■ YOUR INSTRUCTIONS
From the entries below, pull out each line where "text" appears.
═══ RECORDED DATA ═══
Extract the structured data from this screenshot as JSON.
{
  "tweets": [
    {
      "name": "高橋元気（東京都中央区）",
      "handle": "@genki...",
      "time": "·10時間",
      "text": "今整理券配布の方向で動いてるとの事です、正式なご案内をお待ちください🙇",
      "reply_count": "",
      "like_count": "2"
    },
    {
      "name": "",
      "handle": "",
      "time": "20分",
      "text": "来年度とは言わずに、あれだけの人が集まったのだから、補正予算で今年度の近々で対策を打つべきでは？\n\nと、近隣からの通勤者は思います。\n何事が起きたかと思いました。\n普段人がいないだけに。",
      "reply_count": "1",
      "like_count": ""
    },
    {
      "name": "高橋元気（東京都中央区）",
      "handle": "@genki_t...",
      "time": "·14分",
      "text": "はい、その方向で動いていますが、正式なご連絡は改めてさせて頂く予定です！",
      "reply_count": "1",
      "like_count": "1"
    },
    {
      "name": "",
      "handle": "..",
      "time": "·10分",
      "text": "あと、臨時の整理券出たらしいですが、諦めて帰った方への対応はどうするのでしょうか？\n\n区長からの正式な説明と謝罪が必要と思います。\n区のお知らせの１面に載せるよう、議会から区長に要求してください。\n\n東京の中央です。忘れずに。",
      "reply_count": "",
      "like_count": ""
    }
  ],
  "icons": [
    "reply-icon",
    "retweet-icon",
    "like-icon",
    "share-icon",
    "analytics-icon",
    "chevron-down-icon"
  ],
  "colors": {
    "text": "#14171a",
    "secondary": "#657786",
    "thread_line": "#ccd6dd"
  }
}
═══
■ EXERCISE RESPONSE
      "text": "今整理券配布の方向で動いてるとの事です、正式なご案内をお待ちください🙇",
      "text": "来年度とは言わずに、あれだけの人が集まったのだから、補正予算で今年度の近々で対策を打つべきでは？\n\nと、近隣からの通勤者は思います。\n何事が起きたかと思いました。\n普段人がいないだけに。",
      "text": "はい、その方向で動いていますが、正式なご連絡は改めてさせて頂く予定です！",
      "text": "あと、臨時の整理券出たらしいですが、諦めて帰った方への対応はどうするのでしょうか？\n\n区長からの正式な説明と謝罪が必要と思います。\n区のお知らせの１面に載せるよう、議会から区長に要求してください。\n\n東京の中央です。忘れずに。",
    "text": "#14171a",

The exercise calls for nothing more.